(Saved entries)
-- start --

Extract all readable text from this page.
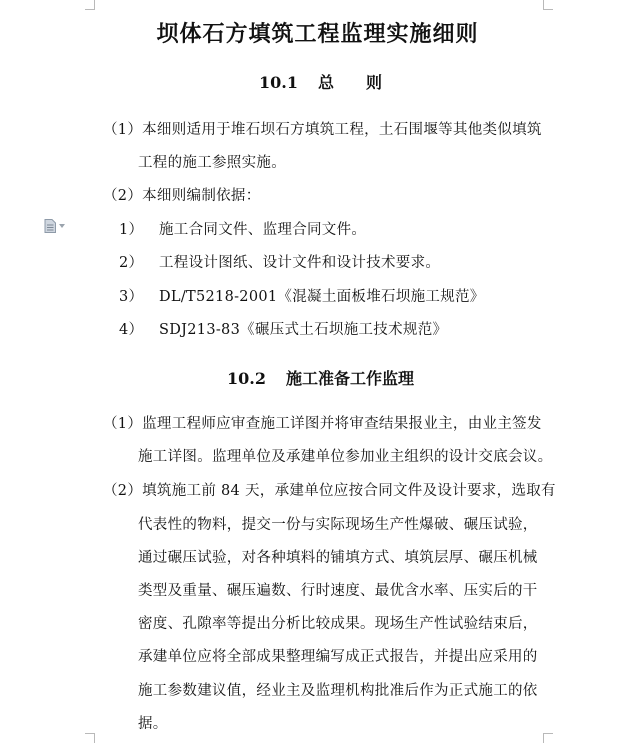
坝体石方填筑工程监理实施细则
10.1 总　　则
（1）本细则适用于堆石坝石方填筑工程，土石围堰等其他类似填筑
工程的施工参照实施。
（2）本细则编制依据：
1） 施工合同文件、监理合同文件。
2） 工程设计图纸、设计文件和设计技术要求。
3） DL/T5218-2001《混凝土面板堆石坝施工规范》
4） SDJ213-83《碾压式土石坝施工技术规范》
10.2 施工准备工作监理
（1）监理工程师应审查施工详图并将审查结果报业主，由业主签发
施工详图。监理单位及承建单位参加业主组织的设计交底会议。
（2）填筑施工前 84 天，承建单位应按合同文件及设计要求，选取有
代表性的物料，提交一份与实际现场生产性爆破、碾压试验，
通过碾压试验，对各种填料的铺填方式、填筑层厚、碾压机械
类型及重量、碾压遍数、行时速度、最优含水率、压实后的干
密度、孔隙率等提出分析比较成果。现场生产性试验结束后，
承建单位应将全部成果整理编写成正式报告，并提出应采用的
施工参数建议值，经业主及监理机构批准后作为正式施工的依
据。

-- end --

__EXERCISE__.
Reproduce each record from above exactly; pictures do not belong in the copy.

__REPLY__.
Extract all readable text from this page.
坝体石方填筑工程监理实施细则
10.1 总　　则
（1）本细则适用于堆石坝石方填筑工程，土石围堰等其他类似填筑
工程的施工参照实施。
（2）本细则编制依据：
1） 施工合同文件、监理合同文件。
2） 工程设计图纸、设计文件和设计技术要求。
3） DL/T5218-2001《混凝土面板堆石坝施工规范》
4） SDJ213-83《碾压式土石坝施工技术规范》
10.2 施工准备工作监理
（1）监理工程师应审查施工详图并将审查结果报业主，由业主签发
施工详图。监理单位及承建单位参加业主组织的设计交底会议。
（2）填筑施工前 84 天，承建单位应按合同文件及设计要求，选取有
代表性的物料，提交一份与实际现场生产性爆破、碾压试验，
通过碾压试验，对各种填料的铺填方式、填筑层厚、碾压机械
类型及重量、碾压遍数、行时速度、最优含水率、压实后的干
密度、孔隙率等提出分析比较成果。现场生产性试验结束后，
承建单位应将全部成果整理编写成正式报告，并提出应采用的
施工参数建议值，经业主及监理机构批准后作为正式施工的依
据。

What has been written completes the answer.